* **What the task asks**
Without the pictures, output the records below word for word.

* **Chart and figure data**
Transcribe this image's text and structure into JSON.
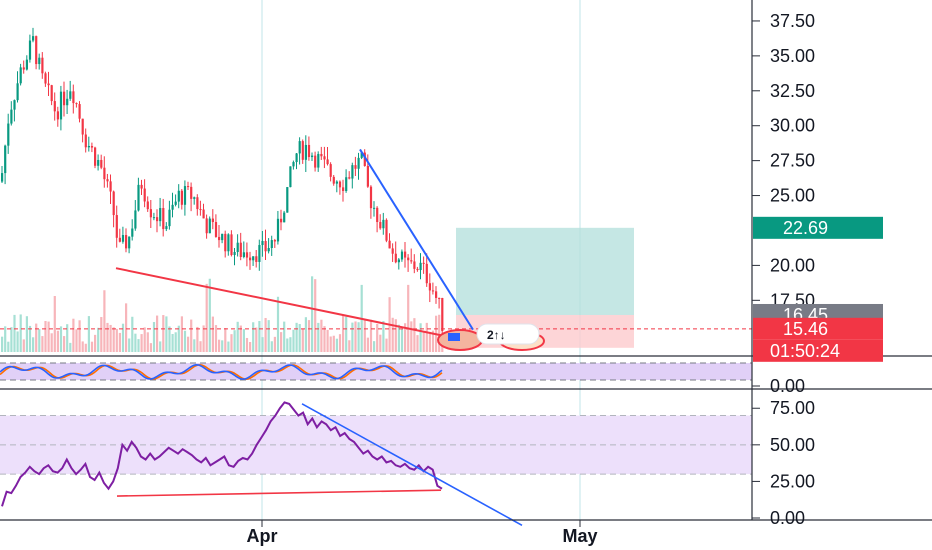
{
  "chart_data": [
    {
      "type": "candlestick",
      "pane": "price",
      "y_ticks": [
        "37.50",
        "35.00",
        "32.50",
        "30.00",
        "27.50",
        "25.00",
        "20.00",
        "17.50"
      ],
      "ylim": [
        13.8,
        39.0
      ],
      "x_labels": [
        "Apr",
        "May"
      ],
      "price_tags": [
        {
          "value": 22.69,
          "text": "22.69",
          "color": "#089981"
        },
        {
          "value": 16.45,
          "text": "16.45",
          "color": "#787b86"
        },
        {
          "value": 15.46,
          "text": "15.46",
          "color": "#f23645"
        }
      ],
      "countdown": {
        "text": "01:50:24",
        "color": "#f23645"
      },
      "current_price": 15.46,
      "position": {
        "target": 22.69,
        "entry": 16.45,
        "stop": 14.1
      },
      "badge": {
        "text": "2↑↓"
      },
      "trendlines": [
        {
          "color": "#f23645",
          "from": [
            116,
            19.8
          ],
          "to": [
            441,
            15.0
          ]
        },
        {
          "color": "#2962ff",
          "from": [
            360,
            28.3
          ],
          "to": [
            473,
            15.4
          ]
        }
      ],
      "colors": {
        "up": "#089981",
        "down": "#f23645",
        "target_zone": "#b2dfdb",
        "stop_zone": "#fccbcd"
      }
    },
    {
      "type": "line",
      "pane": "stochastic",
      "y_ticks": [
        "0.00"
      ],
      "series": [
        {
          "color": "#2962ff"
        },
        {
          "color": "#ff6d00"
        }
      ]
    },
    {
      "type": "line",
      "pane": "rsi",
      "y_ticks": [
        "75.00",
        "50.00",
        "25.00",
        "0.00"
      ],
      "ylim": [
        0,
        82
      ],
      "band": [
        30,
        70
      ],
      "color": "#7e1fa3",
      "values": [
        8,
        18,
        17,
        22,
        28,
        31,
        35,
        32,
        30,
        34,
        36,
        32,
        31,
        34,
        40,
        34,
        30,
        33,
        37,
        28,
        26,
        31,
        24,
        20,
        25,
        34,
        50,
        46,
        52,
        48,
        42,
        40,
        44,
        40,
        42,
        45,
        48,
        46,
        44,
        47,
        45,
        43,
        40,
        38,
        41,
        36,
        38,
        40,
        42,
        36,
        35,
        39,
        41,
        40,
        44,
        50,
        55,
        60,
        66,
        70,
        75,
        79,
        78,
        74,
        70,
        72,
        64,
        68,
        62,
        66,
        64,
        60,
        62,
        56,
        58,
        54,
        52,
        48,
        44,
        46,
        42,
        40,
        42,
        38,
        39,
        36,
        35,
        37,
        34,
        33,
        36,
        32,
        35,
        33,
        22,
        20
      ],
      "trendlines": [
        {
          "color": "#f23645",
          "from": [
            117,
            15
          ],
          "to": [
            441,
            19
          ]
        },
        {
          "color": "#2962ff",
          "from": [
            302,
            78
          ],
          "to": [
            522,
            -5
          ]
        }
      ]
    }
  ]
}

* **Exercise response**
Transcribe this image's text and structure into JSON.
{
  "chart_data": [
    {
      "type": "candlestick",
      "pane": "price",
      "y_ticks": [
        "37.50",
        "35.00",
        "32.50",
        "30.00",
        "27.50",
        "25.00",
        "20.00",
        "17.50"
      ],
      "ylim": [
        13.8,
        39.0
      ],
      "x_labels": [
        "Apr",
        "May"
      ],
      "price_tags": [
        {
          "value": 22.69,
          "text": "22.69",
          "color": "#089981"
        },
        {
          "value": 16.45,
          "text": "16.45",
          "color": "#787b86"
        },
        {
          "value": 15.46,
          "text": "15.46",
          "color": "#f23645"
        }
      ],
      "countdown": {
        "text": "01:50:24",
        "color": "#f23645"
      },
      "current_price": 15.46,
      "position": {
        "target": 22.69,
        "entry": 16.45,
        "stop": 14.1
      },
      "badge": {
        "text": "2↑↓"
      },
      "trendlines": [
        {
          "color": "#f23645",
          "from": [
            116,
            19.8
          ],
          "to": [
            441,
            15.0
          ]
        },
        {
          "color": "#2962ff",
          "from": [
            360,
            28.3
          ],
          "to": [
            473,
            15.4
          ]
        }
      ],
      "colors": {
        "up": "#089981",
        "down": "#f23645",
        "target_zone": "#b2dfdb",
        "stop_zone": "#fccbcd"
      }
    },
    {
      "type": "line",
      "pane": "stochastic",
      "y_ticks": [
        "0.00"
      ],
      "series": [
        {
          "color": "#2962ff"
        },
        {
          "color": "#ff6d00"
        }
      ]
    },
    {
      "type": "line",
      "pane": "rsi",
      "y_ticks": [
        "75.00",
        "50.00",
        "25.00",
        "0.00"
      ],
      "ylim": [
        0,
        82
      ],
      "band": [
        30,
        70
      ],
      "color": "#7e1fa3",
      "values": [
        8,
        18,
        17,
        22,
        28,
        31,
        35,
        32,
        30,
        34,
        36,
        32,
        31,
        34,
        40,
        34,
        30,
        33,
        37,
        28,
        26,
        31,
        24,
        20,
        25,
        34,
        50,
        46,
        52,
        48,
        42,
        40,
        44,
        40,
        42,
        45,
        48,
        46,
        44,
        47,
        45,
        43,
        40,
        38,
        41,
        36,
        38,
        40,
        42,
        36,
        35,
        39,
        41,
        40,
        44,
        50,
        55,
        60,
        66,
        70,
        75,
        79,
        78,
        74,
        70,
        72,
        64,
        68,
        62,
        66,
        64,
        60,
        62,
        56,
        58,
        54,
        52,
        48,
        44,
        46,
        42,
        40,
        42,
        38,
        39,
        36,
        35,
        37,
        34,
        33,
        36,
        32,
        35,
        33,
        22,
        20
      ],
      "trendlines": [
        {
          "color": "#f23645",
          "from": [
            117,
            15
          ],
          "to": [
            441,
            19
          ]
        },
        {
          "color": "#2962ff",
          "from": [
            302,
            78
          ],
          "to": [
            522,
            -5
          ]
        }
      ]
    }
  ]
}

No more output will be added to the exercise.